** START GIVEN RECORDS **

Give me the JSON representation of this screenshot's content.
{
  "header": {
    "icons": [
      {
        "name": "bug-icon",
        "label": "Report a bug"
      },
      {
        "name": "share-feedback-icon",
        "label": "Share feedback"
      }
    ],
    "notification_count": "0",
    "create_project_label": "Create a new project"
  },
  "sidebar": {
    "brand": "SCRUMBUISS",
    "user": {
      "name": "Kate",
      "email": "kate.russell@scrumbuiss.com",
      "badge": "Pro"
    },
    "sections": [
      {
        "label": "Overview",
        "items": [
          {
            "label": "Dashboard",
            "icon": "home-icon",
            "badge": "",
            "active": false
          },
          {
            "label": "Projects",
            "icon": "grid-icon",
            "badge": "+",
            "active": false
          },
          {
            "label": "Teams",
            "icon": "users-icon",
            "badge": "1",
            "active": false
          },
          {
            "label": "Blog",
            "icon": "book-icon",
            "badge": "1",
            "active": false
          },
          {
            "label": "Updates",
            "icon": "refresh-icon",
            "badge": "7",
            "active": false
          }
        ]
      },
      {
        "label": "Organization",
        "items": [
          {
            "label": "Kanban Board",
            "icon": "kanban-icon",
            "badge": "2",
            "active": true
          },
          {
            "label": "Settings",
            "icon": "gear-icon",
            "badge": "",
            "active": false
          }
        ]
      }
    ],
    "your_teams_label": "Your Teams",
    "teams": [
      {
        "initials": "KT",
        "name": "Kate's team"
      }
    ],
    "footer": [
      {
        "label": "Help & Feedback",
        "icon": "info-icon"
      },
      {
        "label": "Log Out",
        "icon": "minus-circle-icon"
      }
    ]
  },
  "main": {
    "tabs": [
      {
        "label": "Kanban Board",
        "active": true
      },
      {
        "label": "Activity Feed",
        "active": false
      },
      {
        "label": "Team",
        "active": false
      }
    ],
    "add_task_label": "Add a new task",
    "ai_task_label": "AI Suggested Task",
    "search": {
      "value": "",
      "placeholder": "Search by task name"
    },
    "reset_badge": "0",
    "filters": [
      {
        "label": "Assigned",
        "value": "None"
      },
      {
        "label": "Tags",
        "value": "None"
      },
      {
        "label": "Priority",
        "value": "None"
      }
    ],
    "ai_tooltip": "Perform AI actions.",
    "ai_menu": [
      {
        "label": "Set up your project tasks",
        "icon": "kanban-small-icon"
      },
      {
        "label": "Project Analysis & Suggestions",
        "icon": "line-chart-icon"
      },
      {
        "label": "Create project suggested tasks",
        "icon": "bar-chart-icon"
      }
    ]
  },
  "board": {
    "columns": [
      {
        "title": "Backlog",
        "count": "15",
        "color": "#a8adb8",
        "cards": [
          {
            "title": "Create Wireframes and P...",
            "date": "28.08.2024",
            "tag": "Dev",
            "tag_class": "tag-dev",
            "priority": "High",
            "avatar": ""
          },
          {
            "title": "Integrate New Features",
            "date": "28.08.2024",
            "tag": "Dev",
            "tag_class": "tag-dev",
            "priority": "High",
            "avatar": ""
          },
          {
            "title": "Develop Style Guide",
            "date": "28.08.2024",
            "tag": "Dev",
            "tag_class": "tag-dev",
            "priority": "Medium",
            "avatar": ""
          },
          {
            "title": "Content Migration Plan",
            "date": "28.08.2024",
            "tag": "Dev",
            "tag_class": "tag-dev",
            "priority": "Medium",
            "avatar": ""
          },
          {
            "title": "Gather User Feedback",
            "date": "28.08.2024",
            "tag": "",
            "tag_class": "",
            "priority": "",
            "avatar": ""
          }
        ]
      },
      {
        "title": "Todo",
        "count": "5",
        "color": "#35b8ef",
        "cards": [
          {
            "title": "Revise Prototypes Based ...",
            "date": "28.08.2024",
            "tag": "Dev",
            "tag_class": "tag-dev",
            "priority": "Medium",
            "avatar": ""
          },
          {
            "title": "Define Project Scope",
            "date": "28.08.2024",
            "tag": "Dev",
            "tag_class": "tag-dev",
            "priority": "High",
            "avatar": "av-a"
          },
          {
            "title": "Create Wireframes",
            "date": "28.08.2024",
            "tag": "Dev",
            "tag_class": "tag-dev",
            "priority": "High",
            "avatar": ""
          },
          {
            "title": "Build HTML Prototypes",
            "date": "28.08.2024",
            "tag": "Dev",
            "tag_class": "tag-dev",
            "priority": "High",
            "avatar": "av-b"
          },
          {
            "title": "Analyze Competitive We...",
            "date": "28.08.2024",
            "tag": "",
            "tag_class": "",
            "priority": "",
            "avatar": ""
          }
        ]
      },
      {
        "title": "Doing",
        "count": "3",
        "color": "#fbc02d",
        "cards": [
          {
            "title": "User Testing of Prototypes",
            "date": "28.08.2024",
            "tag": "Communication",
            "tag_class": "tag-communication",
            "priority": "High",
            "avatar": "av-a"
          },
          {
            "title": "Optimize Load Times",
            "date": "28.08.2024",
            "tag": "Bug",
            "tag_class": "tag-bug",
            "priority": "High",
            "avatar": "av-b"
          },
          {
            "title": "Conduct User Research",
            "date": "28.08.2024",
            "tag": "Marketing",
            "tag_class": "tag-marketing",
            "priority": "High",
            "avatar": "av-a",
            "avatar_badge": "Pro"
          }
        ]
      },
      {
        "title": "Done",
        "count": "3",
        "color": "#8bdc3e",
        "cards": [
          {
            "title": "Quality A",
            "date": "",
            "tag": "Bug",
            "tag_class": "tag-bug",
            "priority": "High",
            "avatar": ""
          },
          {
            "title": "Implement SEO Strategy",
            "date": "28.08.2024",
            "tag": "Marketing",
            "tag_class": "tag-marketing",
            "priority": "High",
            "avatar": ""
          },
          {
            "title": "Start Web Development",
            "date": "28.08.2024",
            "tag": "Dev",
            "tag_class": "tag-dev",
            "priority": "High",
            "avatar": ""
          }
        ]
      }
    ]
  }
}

** END GIVEN RECORDS **

• _BRIEF_: Select every line where the word "color" occurs.

• _THE RESULT_:
        "color": "#a8adb8",
        "color": "#35b8ef",
        "color": "#fbc02d",
        "color": "#8bdc3e",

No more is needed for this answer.